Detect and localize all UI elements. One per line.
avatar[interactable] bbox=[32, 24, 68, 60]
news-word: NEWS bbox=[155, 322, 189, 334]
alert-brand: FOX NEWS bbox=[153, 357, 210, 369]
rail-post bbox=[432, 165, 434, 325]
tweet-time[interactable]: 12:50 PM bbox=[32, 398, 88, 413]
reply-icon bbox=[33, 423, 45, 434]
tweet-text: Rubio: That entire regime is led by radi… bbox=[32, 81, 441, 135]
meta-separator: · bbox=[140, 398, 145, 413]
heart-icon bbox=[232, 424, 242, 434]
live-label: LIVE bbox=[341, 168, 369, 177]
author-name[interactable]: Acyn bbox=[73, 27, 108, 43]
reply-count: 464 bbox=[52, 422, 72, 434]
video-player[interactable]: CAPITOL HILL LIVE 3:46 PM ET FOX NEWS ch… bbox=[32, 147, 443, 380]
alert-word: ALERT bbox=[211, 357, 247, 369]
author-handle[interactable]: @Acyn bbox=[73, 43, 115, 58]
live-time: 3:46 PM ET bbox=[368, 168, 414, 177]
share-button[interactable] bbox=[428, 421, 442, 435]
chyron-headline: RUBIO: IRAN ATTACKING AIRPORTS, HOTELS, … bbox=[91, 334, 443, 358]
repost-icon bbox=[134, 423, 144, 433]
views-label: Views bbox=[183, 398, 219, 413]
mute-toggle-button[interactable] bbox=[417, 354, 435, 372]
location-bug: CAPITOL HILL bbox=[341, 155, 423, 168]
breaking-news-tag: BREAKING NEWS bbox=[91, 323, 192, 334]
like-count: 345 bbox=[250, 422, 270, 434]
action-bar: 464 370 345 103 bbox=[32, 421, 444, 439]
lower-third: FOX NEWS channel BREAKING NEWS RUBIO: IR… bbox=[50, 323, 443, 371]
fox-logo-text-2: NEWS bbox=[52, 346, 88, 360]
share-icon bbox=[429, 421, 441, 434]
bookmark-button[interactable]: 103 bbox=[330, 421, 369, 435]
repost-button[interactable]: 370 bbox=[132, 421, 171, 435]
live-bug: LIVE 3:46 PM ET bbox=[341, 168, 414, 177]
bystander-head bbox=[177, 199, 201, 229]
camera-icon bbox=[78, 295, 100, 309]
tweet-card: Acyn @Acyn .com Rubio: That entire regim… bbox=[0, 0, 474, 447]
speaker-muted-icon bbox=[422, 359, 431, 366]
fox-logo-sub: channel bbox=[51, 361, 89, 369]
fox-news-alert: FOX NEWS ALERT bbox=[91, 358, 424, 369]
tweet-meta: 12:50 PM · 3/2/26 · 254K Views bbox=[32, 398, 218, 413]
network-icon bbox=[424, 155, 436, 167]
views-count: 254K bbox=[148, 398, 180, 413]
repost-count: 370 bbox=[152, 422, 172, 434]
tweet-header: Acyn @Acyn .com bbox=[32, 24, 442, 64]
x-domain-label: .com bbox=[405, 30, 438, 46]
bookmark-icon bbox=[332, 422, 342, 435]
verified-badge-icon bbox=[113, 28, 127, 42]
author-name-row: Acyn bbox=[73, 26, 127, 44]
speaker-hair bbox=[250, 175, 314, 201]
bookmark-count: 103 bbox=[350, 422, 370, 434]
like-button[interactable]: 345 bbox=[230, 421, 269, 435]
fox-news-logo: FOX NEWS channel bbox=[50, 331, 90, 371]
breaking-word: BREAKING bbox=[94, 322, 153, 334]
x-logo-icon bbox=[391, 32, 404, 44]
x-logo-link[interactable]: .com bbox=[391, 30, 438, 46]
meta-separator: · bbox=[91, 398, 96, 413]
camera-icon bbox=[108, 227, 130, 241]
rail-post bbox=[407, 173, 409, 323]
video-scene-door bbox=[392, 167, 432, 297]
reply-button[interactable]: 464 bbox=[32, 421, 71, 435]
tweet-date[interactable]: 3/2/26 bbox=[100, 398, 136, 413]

• WHAT YOU WILL DO
Copy every line of the records above word for word, in the same order.

• ANSWER BELOW
Detect and localize all UI elements. One per line.
avatar[interactable] bbox=[32, 24, 68, 60]
news-word: NEWS bbox=[155, 322, 189, 334]
alert-brand: FOX NEWS bbox=[153, 357, 210, 369]
rail-post bbox=[432, 165, 434, 325]
tweet-time[interactable]: 12:50 PM bbox=[32, 398, 88, 413]
reply-icon bbox=[33, 423, 45, 434]
tweet-text: Rubio: That entire regime is led by radi… bbox=[32, 81, 441, 135]
meta-separator: · bbox=[140, 398, 145, 413]
heart-icon bbox=[232, 424, 242, 434]
live-label: LIVE bbox=[341, 168, 369, 177]
author-name[interactable]: Acyn bbox=[73, 27, 108, 43]
reply-count: 464 bbox=[52, 422, 72, 434]
video-player[interactable]: CAPITOL HILL LIVE 3:46 PM ET FOX NEWS ch… bbox=[32, 147, 443, 380]
alert-word: ALERT bbox=[211, 357, 247, 369]
author-handle[interactable]: @Acyn bbox=[73, 43, 115, 58]
live-time: 3:46 PM ET bbox=[368, 168, 414, 177]
share-button[interactable] bbox=[428, 421, 442, 435]
chyron-headline: RUBIO: IRAN ATTACKING AIRPORTS, HOTELS, … bbox=[91, 334, 443, 358]
repost-icon bbox=[134, 423, 144, 433]
views-label: Views bbox=[183, 398, 219, 413]
mute-toggle-button[interactable] bbox=[417, 354, 435, 372]
location-bug: CAPITOL HILL bbox=[341, 155, 423, 168]
breaking-news-tag: BREAKING NEWS bbox=[91, 323, 192, 334]
like-count: 345 bbox=[250, 422, 270, 434]
action-bar: 464 370 345 103 bbox=[32, 421, 444, 439]
lower-third: FOX NEWS channel BREAKING NEWS RUBIO: IR… bbox=[50, 323, 443, 371]
fox-logo-text-2: NEWS bbox=[52, 346, 88, 360]
share-icon bbox=[429, 421, 441, 434]
bookmark-button[interactable]: 103 bbox=[330, 421, 369, 435]
repost-button[interactable]: 370 bbox=[132, 421, 171, 435]
live-bug: LIVE 3:46 PM ET bbox=[341, 168, 414, 177]
bystander-head bbox=[177, 199, 201, 229]
camera-icon bbox=[78, 295, 100, 309]
tweet-card: Acyn @Acyn .com Rubio: That entire regim… bbox=[0, 0, 474, 447]
speaker-muted-icon bbox=[422, 359, 431, 366]
fox-logo-sub: channel bbox=[51, 361, 89, 369]
fox-news-alert: FOX NEWS ALERT bbox=[91, 358, 424, 369]
tweet-meta: 12:50 PM · 3/2/26 · 254K Views bbox=[32, 398, 218, 413]
network-icon bbox=[424, 155, 436, 167]
views-count: 254K bbox=[148, 398, 180, 413]
repost-count: 370 bbox=[152, 422, 172, 434]
tweet-header: Acyn @Acyn .com bbox=[32, 24, 442, 64]
x-domain-label: .com bbox=[405, 30, 438, 46]
bookmark-icon bbox=[332, 422, 342, 435]
verified-badge-icon bbox=[113, 28, 127, 42]
author-name-row: Acyn bbox=[73, 26, 127, 44]
speaker-hair bbox=[250, 175, 314, 201]
bookmark-count: 103 bbox=[350, 422, 370, 434]
like-button[interactable]: 345 bbox=[230, 421, 269, 435]
fox-news-logo: FOX NEWS channel bbox=[50, 331, 90, 371]
breaking-word: BREAKING bbox=[94, 322, 153, 334]
x-logo-icon bbox=[391, 32, 404, 44]
x-logo-link[interactable]: .com bbox=[391, 30, 438, 46]
meta-separator: · bbox=[91, 398, 96, 413]
camera-icon bbox=[108, 227, 130, 241]
rail-post bbox=[407, 173, 409, 323]
video-scene-door bbox=[392, 167, 432, 297]
reply-button[interactable]: 464 bbox=[32, 421, 71, 435]
tweet-date[interactable]: 3/2/26 bbox=[100, 398, 136, 413]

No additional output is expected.